- Task item -
Answer with a single number, the count of lines in the material below that contain the word "PLATELET".

- Material for this exercise -
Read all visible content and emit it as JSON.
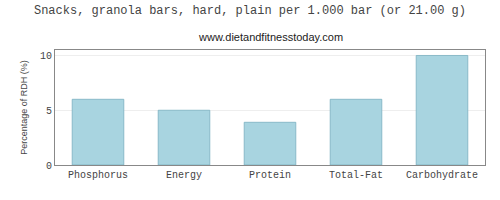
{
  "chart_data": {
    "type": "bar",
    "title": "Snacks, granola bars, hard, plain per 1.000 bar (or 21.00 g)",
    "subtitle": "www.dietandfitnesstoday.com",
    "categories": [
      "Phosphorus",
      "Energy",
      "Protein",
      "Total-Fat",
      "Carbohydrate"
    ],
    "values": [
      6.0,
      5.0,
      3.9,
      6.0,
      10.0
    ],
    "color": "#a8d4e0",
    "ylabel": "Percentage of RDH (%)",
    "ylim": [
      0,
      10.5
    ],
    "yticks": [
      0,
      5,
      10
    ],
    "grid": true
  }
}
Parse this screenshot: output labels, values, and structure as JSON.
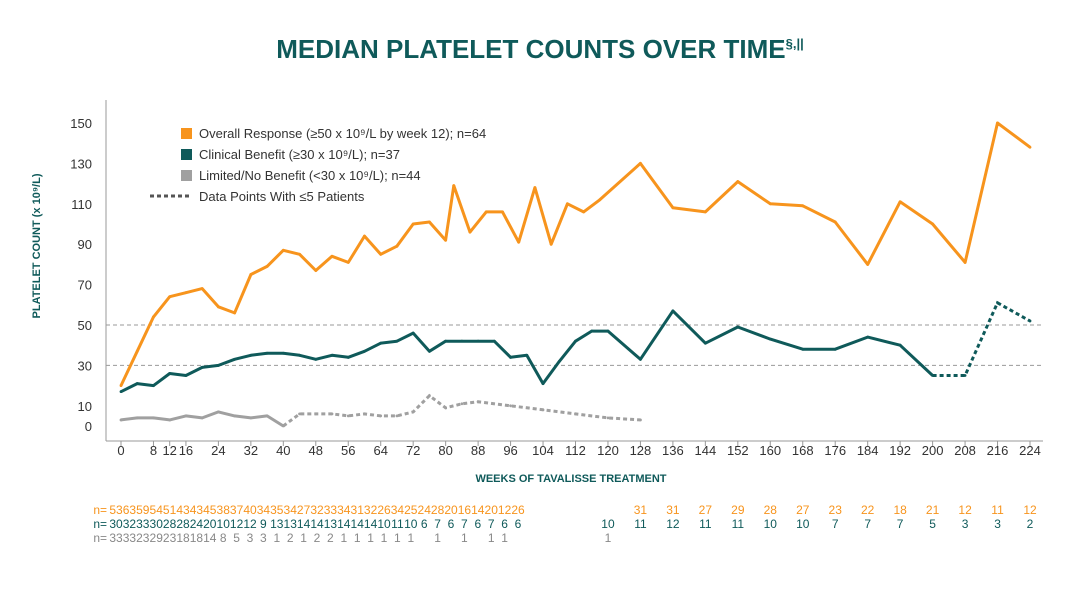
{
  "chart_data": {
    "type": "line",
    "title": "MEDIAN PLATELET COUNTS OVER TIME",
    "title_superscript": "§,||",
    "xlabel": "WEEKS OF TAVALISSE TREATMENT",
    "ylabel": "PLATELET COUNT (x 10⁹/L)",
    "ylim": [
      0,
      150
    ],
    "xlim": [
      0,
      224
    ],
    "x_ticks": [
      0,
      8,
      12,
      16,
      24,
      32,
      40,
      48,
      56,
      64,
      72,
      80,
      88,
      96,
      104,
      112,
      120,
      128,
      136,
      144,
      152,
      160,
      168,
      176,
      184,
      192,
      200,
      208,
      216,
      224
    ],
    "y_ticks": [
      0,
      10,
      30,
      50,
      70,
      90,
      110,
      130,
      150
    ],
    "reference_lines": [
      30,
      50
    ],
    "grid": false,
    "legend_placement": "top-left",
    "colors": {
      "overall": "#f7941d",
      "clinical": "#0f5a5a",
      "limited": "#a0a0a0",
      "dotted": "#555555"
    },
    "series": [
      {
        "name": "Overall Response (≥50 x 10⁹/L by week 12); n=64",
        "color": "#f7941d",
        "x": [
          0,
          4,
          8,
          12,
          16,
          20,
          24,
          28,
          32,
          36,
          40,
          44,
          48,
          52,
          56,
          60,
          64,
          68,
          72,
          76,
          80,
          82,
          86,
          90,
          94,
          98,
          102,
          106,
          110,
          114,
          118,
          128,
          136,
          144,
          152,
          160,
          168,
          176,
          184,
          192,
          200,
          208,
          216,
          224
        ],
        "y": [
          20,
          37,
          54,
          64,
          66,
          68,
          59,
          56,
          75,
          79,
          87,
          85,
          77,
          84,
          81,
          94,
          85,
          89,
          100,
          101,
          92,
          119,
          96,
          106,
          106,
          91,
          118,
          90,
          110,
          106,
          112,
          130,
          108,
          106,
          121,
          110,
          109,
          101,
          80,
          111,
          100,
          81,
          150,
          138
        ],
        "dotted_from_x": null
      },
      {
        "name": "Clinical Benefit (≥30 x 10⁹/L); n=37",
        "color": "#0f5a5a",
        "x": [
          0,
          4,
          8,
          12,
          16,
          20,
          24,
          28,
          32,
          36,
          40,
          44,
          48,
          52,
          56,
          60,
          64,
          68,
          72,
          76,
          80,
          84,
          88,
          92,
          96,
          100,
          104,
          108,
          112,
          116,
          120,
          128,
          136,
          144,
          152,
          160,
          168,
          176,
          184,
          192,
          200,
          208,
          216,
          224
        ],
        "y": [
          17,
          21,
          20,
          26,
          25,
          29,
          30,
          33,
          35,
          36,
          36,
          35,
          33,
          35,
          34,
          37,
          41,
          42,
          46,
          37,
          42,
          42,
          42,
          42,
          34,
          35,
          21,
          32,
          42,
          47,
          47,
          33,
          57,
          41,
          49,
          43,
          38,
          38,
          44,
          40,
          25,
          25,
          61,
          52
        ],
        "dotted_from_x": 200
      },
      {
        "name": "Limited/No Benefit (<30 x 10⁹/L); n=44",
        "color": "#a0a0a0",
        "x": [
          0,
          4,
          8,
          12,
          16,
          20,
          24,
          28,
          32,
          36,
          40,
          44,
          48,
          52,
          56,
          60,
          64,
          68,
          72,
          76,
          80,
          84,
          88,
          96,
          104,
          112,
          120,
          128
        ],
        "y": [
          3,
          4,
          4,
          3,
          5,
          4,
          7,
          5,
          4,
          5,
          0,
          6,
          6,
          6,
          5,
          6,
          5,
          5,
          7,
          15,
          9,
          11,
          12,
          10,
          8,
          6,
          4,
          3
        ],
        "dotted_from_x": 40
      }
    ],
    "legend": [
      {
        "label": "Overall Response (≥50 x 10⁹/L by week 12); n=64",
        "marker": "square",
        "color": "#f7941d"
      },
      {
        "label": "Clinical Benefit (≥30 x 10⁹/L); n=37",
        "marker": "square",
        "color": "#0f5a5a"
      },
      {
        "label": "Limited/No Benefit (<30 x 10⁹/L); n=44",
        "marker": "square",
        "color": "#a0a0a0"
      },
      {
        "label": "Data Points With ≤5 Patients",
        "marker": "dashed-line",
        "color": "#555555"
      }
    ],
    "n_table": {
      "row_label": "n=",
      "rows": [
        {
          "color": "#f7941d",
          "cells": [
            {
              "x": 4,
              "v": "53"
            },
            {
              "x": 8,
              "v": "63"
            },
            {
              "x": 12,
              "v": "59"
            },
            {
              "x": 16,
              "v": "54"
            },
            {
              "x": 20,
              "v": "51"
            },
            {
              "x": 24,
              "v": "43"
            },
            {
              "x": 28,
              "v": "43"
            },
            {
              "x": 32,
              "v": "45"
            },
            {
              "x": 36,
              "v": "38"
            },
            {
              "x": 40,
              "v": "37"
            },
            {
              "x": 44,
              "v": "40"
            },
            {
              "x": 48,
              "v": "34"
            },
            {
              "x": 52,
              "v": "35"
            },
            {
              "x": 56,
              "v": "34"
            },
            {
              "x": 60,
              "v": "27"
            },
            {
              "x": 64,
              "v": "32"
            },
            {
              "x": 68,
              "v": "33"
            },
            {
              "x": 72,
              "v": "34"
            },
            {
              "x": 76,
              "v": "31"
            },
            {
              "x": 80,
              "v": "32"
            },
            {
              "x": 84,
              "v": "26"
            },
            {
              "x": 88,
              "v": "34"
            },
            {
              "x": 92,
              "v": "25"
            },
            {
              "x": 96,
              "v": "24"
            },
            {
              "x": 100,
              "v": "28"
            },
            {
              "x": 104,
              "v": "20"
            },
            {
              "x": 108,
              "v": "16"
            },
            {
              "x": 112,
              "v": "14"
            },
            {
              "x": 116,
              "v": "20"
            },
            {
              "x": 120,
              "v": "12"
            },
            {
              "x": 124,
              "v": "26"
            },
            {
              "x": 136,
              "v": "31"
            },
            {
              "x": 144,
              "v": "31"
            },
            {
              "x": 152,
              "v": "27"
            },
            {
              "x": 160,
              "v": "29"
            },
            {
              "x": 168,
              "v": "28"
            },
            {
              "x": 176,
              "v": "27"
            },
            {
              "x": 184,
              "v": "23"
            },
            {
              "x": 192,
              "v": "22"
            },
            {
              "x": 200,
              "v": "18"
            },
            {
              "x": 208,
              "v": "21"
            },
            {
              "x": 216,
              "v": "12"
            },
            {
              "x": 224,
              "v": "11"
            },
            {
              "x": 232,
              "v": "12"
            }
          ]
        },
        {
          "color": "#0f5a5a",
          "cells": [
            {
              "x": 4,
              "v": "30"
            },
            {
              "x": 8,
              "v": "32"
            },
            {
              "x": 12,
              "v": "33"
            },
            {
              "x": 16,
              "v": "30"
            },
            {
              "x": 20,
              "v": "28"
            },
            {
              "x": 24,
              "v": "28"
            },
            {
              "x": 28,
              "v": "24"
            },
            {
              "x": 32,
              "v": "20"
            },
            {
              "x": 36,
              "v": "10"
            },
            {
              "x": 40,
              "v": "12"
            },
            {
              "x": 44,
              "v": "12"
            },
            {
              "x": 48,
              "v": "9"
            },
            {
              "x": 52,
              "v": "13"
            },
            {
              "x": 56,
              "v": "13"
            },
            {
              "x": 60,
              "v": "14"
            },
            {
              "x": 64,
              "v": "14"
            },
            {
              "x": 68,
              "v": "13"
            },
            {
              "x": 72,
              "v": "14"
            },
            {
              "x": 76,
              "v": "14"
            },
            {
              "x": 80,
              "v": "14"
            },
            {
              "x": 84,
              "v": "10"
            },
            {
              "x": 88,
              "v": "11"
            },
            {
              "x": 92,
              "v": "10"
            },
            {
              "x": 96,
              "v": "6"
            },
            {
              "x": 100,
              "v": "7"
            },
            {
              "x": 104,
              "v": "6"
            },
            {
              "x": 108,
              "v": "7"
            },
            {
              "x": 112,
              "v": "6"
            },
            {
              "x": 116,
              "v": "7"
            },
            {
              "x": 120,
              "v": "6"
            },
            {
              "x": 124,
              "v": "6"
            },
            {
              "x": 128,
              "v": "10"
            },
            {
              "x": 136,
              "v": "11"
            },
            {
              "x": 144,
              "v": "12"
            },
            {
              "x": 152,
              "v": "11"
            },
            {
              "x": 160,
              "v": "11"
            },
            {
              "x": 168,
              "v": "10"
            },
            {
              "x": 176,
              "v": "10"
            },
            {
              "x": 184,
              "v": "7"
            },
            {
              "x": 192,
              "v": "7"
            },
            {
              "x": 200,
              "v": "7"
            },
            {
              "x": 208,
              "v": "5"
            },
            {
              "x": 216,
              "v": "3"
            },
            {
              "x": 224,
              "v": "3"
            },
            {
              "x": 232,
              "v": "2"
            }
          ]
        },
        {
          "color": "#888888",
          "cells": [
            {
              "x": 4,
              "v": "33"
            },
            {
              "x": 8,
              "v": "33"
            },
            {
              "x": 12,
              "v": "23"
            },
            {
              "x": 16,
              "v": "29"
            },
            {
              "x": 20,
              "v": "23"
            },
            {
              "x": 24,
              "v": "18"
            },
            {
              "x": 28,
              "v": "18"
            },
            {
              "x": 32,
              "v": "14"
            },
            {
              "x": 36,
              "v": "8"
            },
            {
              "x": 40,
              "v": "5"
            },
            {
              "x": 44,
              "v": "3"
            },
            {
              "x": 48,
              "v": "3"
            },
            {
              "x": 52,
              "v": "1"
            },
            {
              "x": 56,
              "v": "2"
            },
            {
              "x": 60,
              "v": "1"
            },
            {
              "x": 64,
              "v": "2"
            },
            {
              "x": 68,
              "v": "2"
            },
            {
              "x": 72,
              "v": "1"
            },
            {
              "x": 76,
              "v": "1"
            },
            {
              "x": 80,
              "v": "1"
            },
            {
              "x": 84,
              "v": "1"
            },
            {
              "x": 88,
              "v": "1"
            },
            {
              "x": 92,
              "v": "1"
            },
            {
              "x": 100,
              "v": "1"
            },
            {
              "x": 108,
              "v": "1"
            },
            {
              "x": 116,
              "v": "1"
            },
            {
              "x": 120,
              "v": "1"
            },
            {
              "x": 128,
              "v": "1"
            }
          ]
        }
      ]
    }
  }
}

==

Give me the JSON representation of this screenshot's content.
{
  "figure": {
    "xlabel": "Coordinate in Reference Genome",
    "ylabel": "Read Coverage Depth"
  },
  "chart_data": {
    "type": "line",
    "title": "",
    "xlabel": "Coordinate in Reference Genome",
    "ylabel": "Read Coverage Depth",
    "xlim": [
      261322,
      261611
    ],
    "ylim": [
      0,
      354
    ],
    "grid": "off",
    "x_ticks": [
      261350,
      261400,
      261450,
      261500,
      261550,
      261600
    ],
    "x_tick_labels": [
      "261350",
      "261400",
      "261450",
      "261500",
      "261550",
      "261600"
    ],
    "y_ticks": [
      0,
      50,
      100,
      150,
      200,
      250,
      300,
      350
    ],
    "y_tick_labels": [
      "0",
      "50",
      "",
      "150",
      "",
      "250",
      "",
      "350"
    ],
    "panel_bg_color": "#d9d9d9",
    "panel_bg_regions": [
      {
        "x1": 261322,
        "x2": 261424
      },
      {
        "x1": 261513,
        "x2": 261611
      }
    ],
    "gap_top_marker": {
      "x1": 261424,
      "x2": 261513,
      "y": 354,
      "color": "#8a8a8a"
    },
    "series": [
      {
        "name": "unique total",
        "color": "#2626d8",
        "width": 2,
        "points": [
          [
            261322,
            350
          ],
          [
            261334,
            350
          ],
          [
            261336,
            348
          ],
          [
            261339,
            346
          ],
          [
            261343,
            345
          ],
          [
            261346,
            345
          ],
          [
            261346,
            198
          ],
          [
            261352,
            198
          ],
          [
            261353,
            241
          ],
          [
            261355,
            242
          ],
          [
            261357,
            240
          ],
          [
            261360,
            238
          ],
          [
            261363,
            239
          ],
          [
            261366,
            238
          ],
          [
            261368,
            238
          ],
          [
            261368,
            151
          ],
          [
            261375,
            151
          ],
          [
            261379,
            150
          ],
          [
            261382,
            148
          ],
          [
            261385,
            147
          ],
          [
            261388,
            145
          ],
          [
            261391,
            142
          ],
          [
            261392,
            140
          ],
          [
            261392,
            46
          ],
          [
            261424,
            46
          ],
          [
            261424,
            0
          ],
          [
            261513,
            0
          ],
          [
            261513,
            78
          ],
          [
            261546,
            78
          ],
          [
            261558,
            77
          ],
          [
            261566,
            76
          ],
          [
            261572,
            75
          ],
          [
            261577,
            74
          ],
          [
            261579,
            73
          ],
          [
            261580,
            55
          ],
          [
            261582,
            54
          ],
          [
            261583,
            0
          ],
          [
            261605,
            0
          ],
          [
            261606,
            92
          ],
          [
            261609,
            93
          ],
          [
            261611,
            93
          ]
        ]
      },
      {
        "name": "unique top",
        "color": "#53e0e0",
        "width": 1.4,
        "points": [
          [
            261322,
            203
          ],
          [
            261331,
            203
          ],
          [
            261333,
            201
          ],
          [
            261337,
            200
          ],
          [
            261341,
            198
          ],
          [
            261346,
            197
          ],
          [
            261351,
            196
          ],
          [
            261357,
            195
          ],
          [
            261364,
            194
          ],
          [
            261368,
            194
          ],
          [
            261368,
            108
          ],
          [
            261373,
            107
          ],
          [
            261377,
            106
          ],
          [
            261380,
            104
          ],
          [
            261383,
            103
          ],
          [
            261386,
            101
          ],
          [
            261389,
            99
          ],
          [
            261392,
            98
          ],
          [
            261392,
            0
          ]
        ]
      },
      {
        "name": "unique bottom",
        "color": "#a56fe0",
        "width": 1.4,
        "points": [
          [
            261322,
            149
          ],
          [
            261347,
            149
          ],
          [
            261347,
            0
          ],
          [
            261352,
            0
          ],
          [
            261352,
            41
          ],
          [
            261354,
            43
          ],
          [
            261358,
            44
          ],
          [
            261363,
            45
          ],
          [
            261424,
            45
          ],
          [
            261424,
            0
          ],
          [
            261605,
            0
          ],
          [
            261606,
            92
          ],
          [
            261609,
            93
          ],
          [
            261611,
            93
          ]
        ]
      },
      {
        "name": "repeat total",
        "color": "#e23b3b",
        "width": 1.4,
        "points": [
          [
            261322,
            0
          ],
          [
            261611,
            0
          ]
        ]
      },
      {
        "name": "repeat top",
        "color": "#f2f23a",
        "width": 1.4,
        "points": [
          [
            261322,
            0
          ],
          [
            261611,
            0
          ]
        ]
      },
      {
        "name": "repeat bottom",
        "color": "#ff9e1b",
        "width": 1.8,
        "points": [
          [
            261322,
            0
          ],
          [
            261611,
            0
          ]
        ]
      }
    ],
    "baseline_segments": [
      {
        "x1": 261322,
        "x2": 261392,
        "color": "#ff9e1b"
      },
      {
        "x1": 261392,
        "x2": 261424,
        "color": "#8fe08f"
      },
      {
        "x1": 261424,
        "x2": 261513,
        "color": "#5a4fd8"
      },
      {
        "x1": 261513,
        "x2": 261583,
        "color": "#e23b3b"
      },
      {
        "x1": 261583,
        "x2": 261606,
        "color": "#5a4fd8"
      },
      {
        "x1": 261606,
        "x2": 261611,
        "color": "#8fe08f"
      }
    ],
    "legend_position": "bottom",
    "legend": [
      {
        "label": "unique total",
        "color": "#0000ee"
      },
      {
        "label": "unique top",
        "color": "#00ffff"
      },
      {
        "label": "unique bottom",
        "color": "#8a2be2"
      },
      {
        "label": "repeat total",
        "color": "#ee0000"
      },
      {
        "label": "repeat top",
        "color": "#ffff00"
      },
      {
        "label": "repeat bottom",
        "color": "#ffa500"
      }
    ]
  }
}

- Reply -
2